Data shown —
>>>>>

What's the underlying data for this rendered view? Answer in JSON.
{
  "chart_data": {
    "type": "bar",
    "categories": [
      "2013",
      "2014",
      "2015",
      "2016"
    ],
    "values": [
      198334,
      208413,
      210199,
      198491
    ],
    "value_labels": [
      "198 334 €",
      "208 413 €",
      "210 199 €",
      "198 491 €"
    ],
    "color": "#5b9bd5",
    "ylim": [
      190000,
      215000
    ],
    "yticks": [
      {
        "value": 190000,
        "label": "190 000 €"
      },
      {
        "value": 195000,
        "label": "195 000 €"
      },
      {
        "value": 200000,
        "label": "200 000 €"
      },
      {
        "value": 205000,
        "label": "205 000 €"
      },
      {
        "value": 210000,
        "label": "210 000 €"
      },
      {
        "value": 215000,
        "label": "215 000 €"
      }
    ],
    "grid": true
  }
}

<<<<<

Exercise prompt — From the preceding material, extract every line exactly.

Task solution —
What's the underlying data for this rendered view? Answer in JSON.
{
  "chart_data": {
    "type": "bar",
    "categories": [
      "2013",
      "2014",
      "2015",
      "2016"
    ],
    "values": [
      198334,
      208413,
      210199,
      198491
    ],
    "value_labels": [
      "198 334 €",
      "208 413 €",
      "210 199 €",
      "198 491 €"
    ],
    "color": "#5b9bd5",
    "ylim": [
      190000,
      215000
    ],
    "yticks": [
      {
        "value": 190000,
        "label": "190 000 €"
      },
      {
        "value": 195000,
        "label": "195 000 €"
      },
      {
        "value": 200000,
        "label": "200 000 €"
      },
      {
        "value": 205000,
        "label": "205 000 €"
      },
      {
        "value": 210000,
        "label": "210 000 €"
      },
      {
        "value": 215000,
        "label": "215 000 €"
      }
    ],
    "grid": true
  }
}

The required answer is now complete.